Request.
Copy the rows below word for word, from the very first one through the line that contains "empty-cell bbox=[128, 85, 235, 169]", keeping both of those lines.

Data for this exercise.
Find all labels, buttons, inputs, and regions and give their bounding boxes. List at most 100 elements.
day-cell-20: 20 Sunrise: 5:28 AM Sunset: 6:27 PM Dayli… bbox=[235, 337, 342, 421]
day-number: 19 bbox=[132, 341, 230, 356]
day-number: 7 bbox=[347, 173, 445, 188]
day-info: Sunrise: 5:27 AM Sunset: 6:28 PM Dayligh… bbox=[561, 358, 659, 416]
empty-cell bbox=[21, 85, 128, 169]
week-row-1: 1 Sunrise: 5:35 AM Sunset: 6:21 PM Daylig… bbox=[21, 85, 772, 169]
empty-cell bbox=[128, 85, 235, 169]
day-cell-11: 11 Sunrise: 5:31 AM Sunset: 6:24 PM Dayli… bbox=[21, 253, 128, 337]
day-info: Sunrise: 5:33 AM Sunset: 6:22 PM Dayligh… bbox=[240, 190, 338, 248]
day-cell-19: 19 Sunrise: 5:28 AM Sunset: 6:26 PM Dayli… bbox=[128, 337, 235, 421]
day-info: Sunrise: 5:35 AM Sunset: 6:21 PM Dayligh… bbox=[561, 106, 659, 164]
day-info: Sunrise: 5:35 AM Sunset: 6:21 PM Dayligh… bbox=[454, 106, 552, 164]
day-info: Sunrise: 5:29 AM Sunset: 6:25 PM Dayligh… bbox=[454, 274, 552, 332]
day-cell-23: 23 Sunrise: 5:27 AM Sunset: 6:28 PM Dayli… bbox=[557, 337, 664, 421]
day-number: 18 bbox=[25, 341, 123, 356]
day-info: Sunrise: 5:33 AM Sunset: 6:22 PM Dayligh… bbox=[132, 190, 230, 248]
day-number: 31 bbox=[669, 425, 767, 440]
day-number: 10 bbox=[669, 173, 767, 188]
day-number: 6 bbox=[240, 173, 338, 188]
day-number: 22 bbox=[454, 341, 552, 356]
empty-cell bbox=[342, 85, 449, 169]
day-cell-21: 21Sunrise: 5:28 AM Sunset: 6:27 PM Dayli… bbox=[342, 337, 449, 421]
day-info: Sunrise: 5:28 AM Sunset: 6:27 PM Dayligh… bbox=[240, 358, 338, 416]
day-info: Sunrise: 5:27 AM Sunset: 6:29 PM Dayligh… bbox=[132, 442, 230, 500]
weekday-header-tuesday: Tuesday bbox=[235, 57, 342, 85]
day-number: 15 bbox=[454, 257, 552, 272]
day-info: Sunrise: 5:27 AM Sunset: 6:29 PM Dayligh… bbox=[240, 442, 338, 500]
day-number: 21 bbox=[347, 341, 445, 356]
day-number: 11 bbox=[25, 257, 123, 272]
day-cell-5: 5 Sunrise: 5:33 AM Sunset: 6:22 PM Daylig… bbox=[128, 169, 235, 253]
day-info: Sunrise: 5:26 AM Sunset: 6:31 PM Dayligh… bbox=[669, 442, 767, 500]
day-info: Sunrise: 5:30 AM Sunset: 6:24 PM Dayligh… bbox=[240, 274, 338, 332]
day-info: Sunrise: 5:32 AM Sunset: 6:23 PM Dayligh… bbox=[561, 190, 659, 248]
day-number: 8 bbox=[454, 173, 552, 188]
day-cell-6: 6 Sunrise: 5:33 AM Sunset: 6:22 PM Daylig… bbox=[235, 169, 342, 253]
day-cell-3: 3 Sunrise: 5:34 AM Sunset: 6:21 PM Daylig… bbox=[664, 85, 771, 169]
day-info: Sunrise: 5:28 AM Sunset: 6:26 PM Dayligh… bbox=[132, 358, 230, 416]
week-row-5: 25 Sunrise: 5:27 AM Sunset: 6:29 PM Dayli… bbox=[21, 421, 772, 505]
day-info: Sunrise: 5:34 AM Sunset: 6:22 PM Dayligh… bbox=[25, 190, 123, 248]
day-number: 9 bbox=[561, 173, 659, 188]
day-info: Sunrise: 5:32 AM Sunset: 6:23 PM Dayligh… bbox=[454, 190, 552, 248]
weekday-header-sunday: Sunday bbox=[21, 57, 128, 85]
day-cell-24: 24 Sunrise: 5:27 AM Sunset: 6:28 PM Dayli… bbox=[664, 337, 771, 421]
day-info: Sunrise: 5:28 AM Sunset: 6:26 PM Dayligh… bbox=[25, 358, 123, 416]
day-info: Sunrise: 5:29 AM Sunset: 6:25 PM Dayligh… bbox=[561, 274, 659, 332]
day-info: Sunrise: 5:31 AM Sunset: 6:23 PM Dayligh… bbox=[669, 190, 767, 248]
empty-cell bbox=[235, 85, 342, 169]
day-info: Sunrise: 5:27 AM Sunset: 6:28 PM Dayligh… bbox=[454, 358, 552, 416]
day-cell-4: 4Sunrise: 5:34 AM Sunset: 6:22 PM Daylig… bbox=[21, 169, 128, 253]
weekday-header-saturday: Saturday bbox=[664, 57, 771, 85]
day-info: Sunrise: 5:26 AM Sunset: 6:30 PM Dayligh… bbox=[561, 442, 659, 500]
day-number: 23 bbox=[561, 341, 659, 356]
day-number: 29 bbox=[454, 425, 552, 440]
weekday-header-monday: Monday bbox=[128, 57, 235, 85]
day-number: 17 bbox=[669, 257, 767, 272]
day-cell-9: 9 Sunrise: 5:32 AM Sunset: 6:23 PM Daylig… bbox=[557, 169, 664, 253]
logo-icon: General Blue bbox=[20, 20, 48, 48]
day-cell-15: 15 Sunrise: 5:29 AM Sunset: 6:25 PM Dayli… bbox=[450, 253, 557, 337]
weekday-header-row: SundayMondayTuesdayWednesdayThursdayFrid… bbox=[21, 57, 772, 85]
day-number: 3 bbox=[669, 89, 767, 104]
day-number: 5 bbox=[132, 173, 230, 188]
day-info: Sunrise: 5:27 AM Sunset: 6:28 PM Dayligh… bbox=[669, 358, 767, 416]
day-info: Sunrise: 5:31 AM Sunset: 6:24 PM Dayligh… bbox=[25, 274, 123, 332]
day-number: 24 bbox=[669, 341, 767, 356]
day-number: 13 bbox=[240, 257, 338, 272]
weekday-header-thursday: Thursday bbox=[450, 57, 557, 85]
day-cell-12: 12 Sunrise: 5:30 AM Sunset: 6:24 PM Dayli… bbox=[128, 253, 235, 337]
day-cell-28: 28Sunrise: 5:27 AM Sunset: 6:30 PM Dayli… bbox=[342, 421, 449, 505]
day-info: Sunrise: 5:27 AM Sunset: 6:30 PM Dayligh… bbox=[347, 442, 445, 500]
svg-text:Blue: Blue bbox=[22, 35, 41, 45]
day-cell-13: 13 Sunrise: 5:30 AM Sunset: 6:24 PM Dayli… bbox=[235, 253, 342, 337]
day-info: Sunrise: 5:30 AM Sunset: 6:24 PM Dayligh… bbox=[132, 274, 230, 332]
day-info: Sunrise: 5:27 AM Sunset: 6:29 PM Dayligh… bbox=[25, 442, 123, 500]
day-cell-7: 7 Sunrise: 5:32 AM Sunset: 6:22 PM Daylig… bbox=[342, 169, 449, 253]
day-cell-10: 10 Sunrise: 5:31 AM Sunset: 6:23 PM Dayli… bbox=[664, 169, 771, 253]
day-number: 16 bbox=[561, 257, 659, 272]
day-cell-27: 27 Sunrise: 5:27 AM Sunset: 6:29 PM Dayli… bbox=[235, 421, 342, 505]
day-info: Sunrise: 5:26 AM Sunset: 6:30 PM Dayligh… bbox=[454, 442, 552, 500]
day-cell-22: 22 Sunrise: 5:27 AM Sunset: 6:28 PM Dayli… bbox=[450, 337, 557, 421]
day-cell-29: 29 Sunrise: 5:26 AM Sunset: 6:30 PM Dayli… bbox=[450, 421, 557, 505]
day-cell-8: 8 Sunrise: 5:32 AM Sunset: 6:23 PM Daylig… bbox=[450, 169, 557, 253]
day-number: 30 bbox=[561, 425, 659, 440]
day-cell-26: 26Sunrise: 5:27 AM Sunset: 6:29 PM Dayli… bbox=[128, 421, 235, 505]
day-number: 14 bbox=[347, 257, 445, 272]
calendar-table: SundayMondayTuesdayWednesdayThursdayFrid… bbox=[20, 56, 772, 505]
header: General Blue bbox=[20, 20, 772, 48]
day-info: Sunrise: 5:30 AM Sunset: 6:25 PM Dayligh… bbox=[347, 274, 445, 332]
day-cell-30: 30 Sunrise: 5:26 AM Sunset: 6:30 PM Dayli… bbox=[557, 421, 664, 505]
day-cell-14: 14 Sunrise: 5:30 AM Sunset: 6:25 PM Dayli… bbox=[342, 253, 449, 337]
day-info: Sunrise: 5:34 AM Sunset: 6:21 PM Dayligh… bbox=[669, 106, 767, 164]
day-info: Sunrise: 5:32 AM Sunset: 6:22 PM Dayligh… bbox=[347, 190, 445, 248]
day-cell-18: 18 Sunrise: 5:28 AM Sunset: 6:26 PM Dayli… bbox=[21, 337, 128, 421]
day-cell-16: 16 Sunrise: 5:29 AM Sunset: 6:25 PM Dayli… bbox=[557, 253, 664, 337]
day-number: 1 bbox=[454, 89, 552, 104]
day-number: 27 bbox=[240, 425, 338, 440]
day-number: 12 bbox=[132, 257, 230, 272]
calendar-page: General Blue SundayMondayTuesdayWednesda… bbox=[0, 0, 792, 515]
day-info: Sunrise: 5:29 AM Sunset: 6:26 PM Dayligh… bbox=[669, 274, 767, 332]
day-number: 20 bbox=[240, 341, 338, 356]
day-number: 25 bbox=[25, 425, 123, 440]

Solution to this problem.
Find all labels, buttons, inputs, and regions and give their bounding boxes. List at most 100 elements.
day-cell-20: 20 Sunrise: 5:28 AM Sunset: 6:27 PM Dayli… bbox=[235, 337, 342, 421]
day-number: 19 bbox=[132, 341, 230, 356]
day-number: 7 bbox=[347, 173, 445, 188]
day-info: Sunrise: 5:27 AM Sunset: 6:28 PM Dayligh… bbox=[561, 358, 659, 416]
empty-cell bbox=[21, 85, 128, 169]
week-row-1: 1 Sunrise: 5:35 AM Sunset: 6:21 PM Daylig… bbox=[21, 85, 772, 169]
empty-cell bbox=[128, 85, 235, 169]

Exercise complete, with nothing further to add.